■ CHALLENGE ■
Write the records out again, precisely as they stand.

* Start RECORD EXCERPTS *

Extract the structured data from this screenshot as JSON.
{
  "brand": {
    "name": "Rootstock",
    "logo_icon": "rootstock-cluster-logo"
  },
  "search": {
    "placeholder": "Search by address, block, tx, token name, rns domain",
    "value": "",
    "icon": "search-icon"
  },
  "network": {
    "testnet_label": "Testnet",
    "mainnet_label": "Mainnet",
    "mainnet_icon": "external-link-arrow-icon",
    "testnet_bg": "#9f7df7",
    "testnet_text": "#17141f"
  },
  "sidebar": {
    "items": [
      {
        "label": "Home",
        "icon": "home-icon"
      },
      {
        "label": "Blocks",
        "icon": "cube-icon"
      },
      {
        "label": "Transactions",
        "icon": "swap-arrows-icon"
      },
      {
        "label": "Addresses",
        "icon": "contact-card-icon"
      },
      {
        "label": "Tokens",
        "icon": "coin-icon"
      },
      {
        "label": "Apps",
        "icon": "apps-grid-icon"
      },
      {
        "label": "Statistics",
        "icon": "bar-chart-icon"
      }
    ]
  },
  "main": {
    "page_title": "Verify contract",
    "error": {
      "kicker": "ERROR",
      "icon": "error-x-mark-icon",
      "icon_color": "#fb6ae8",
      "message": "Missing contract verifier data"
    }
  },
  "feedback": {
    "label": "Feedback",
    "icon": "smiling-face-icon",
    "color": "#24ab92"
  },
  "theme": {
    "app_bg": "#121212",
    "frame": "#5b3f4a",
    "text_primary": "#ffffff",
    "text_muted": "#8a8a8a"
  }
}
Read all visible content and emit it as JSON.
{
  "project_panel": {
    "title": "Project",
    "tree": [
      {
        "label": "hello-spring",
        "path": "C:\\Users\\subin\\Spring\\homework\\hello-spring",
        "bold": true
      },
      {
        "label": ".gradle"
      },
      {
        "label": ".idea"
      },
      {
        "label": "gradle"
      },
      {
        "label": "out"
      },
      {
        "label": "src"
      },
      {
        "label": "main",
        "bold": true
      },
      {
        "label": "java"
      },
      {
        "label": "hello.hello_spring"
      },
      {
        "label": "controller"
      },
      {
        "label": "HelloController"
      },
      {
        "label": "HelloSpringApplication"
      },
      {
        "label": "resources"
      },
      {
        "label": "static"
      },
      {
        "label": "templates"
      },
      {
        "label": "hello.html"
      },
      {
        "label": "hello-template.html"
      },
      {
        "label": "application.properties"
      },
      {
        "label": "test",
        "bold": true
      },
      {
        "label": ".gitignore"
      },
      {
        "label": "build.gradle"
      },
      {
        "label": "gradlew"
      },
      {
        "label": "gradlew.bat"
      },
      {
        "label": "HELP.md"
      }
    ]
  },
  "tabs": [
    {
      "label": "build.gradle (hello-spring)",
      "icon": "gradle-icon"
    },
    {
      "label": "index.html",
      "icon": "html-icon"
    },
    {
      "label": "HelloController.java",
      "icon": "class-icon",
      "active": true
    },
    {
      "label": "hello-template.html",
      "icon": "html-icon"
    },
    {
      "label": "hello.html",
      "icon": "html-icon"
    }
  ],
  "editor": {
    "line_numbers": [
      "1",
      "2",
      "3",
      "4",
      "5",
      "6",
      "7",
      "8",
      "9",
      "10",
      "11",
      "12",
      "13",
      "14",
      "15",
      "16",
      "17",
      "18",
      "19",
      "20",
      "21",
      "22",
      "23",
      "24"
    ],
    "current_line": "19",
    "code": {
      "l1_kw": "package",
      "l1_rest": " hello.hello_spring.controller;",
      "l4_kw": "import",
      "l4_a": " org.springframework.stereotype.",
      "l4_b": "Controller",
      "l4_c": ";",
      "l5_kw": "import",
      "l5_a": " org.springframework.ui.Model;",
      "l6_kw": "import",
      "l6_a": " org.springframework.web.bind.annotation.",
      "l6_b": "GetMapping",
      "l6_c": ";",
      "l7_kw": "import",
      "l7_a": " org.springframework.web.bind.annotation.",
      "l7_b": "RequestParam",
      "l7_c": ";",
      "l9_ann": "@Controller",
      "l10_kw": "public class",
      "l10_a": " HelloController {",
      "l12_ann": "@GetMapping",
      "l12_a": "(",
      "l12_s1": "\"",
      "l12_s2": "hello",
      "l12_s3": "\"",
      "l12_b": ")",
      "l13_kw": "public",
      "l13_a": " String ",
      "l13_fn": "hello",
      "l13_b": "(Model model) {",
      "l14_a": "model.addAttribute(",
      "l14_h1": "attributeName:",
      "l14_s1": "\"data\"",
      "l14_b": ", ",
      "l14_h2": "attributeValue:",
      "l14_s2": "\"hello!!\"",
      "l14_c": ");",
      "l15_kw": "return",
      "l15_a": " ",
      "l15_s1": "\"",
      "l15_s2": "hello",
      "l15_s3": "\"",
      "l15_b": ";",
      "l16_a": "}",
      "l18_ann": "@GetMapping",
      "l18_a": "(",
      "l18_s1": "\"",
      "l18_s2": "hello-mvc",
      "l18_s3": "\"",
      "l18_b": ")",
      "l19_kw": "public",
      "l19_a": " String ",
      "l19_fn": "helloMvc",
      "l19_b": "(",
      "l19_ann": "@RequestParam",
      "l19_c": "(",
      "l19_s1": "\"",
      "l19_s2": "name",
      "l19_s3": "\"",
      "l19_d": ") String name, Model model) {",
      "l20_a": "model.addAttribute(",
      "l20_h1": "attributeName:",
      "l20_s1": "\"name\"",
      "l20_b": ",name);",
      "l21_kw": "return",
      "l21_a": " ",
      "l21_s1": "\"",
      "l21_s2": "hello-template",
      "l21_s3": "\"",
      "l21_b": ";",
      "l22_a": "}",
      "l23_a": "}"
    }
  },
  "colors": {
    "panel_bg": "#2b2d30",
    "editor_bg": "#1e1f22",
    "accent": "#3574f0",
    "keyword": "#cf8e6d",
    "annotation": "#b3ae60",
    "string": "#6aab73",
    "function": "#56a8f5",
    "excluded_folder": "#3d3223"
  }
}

* End RECORD EXCERPTS *

■ FULL RESPONSE ■
Extract the structured data from this screenshot as JSON.
{
  "brand": {
    "name": "Rootstock",
    "logo_icon": "rootstock-cluster-logo"
  },
  "search": {
    "placeholder": "Search by address, block, tx, token name, rns domain",
    "value": "",
    "icon": "search-icon"
  },
  "network": {
    "testnet_label": "Testnet",
    "mainnet_label": "Mainnet",
    "mainnet_icon": "external-link-arrow-icon",
    "testnet_bg": "#9f7df7",
    "testnet_text": "#17141f"
  },
  "sidebar": {
    "items": [
      {
        "label": "Home",
        "icon": "home-icon"
      },
      {
        "label": "Blocks",
        "icon": "cube-icon"
      },
      {
        "label": "Transactions",
        "icon": "swap-arrows-icon"
      },
      {
        "label": "Addresses",
        "icon": "contact-card-icon"
      },
      {
        "label": "Tokens",
        "icon": "coin-icon"
      },
      {
        "label": "Apps",
        "icon": "apps-grid-icon"
      },
      {
        "label": "Statistics",
        "icon": "bar-chart-icon"
      }
    ]
  },
  "main": {
    "page_title": "Verify contract",
    "error": {
      "kicker": "ERROR",
      "icon": "error-x-mark-icon",
      "icon_color": "#fb6ae8",
      "message": "Missing contract verifier data"
    }
  },
  "feedback": {
    "label": "Feedback",
    "icon": "smiling-face-icon",
    "color": "#24ab92"
  },
  "theme": {
    "app_bg": "#121212",
    "frame": "#5b3f4a",
    "text_primary": "#ffffff",
    "text_muted": "#8a8a8a"
  }
}
Read all visible content and emit it as JSON.
{
  "project_panel": {
    "title": "Project",
    "tree": [
      {
        "label": "hello-spring",
        "path": "C:\\Users\\subin\\Spring\\homework\\hello-spring",
        "bold": true
      },
      {
        "label": ".gradle"
      },
      {
        "label": ".idea"
      },
      {
        "label": "gradle"
      },
      {
        "label": "out"
      },
      {
        "label": "src"
      },
      {
        "label": "main",
        "bold": true
      },
      {
        "label": "java"
      },
      {
        "label": "hello.hello_spring"
      },
      {
        "label": "controller"
      },
      {
        "label": "HelloController"
      },
      {
        "label": "HelloSpringApplication"
      },
      {
        "label": "resources"
      },
      {
        "label": "static"
      },
      {
        "label": "templates"
      },
      {
        "label": "hello.html"
      },
      {
        "label": "hello-template.html"
      },
      {
        "label": "application.properties"
      },
      {
        "label": "test",
        "bold": true
      },
      {
        "label": ".gitignore"
      },
      {
        "label": "build.gradle"
      },
      {
        "label": "gradlew"
      },
      {
        "label": "gradlew.bat"
      },
      {
        "label": "HELP.md"
      }
    ]
  },
  "tabs": [
    {
      "label": "build.gradle (hello-spring)",
      "icon": "gradle-icon"
    },
    {
      "label": "index.html",
      "icon": "html-icon"
    },
    {
      "label": "HelloController.java",
      "icon": "class-icon",
      "active": true
    },
    {
      "label": "hello-template.html",
      "icon": "html-icon"
    },
    {
      "label": "hello.html",
      "icon": "html-icon"
    }
  ],
  "editor": {
    "line_numbers": [
      "1",
      "2",
      "3",
      "4",
      "5",
      "6",
      "7",
      "8",
      "9",
      "10",
      "11",
      "12",
      "13",
      "14",
      "15",
      "16",
      "17",
      "18",
      "19",
      "20",
      "21",
      "22",
      "23",
      "24"
    ],
    "current_line": "19",
    "code": {
      "l1_kw": "package",
      "l1_rest": " hello.hello_spring.controller;",
      "l4_kw": "import",
      "l4_a": " org.springframework.stereotype.",
      "l4_b": "Controller",
      "l4_c": ";",
      "l5_kw": "import",
      "l5_a": " org.springframework.ui.Model;",
      "l6_kw": "import",
      "l6_a": " org.springframework.web.bind.annotation.",
      "l6_b": "GetMapping",
      "l6_c": ";",
      "l7_kw": "import",
      "l7_a": " org.springframework.web.bind.annotation.",
      "l7_b": "RequestParam",
      "l7_c": ";",
      "l9_ann": "@Controller",
      "l10_kw": "public class",
      "l10_a": " HelloController {",
      "l12_ann": "@GetMapping",
      "l12_a": "(",
      "l12_s1": "\"",
      "l12_s2": "hello",
      "l12_s3": "\"",
      "l12_b": ")",
      "l13_kw": "public",
      "l13_a": " String ",
      "l13_fn": "hello",
      "l13_b": "(Model model) {",
      "l14_a": "model.addAttribute(",
      "l14_h1": "attributeName:",
      "l14_s1": "\"data\"",
      "l14_b": ", ",
      "l14_h2": "attributeValue:",
      "l14_s2": "\"hello!!\"",
      "l14_c": ");",
      "l15_kw": "return",
      "l15_a": " ",
      "l15_s1": "\"",
      "l15_s2": "hello",
      "l15_s3": "\"",
      "l15_b": ";",
      "l16_a": "}",
      "l18_ann": "@GetMapping",
      "l18_a": "(",
      "l18_s1": "\"",
      "l18_s2": "hello-mvc",
      "l18_s3": "\"",
      "l18_b": ")",
      "l19_kw": "public",
      "l19_a": " String ",
      "l19_fn": "helloMvc",
      "l19_b": "(",
      "l19_ann": "@RequestParam",
      "l19_c": "(",
      "l19_s1": "\"",
      "l19_s2": "name",
      "l19_s3": "\"",
      "l19_d": ") String name, Model model) {",
      "l20_a": "model.addAttribute(",
      "l20_h1": "attributeName:",
      "l20_s1": "\"name\"",
      "l20_b": ",name);",
      "l21_kw": "return",
      "l21_a": " ",
      "l21_s1": "\"",
      "l21_s2": "hello-template",
      "l21_s3": "\"",
      "l21_b": ";",
      "l22_a": "}",
      "l23_a": "}"
    }
  },
  "colors": {
    "panel_bg": "#2b2d30",
    "editor_bg": "#1e1f22",
    "accent": "#3574f0",
    "keyword": "#cf8e6d",
    "annotation": "#b3ae60",
    "string": "#6aab73",
    "function": "#56a8f5",
    "excluded_folder": "#3d3223"
  }
}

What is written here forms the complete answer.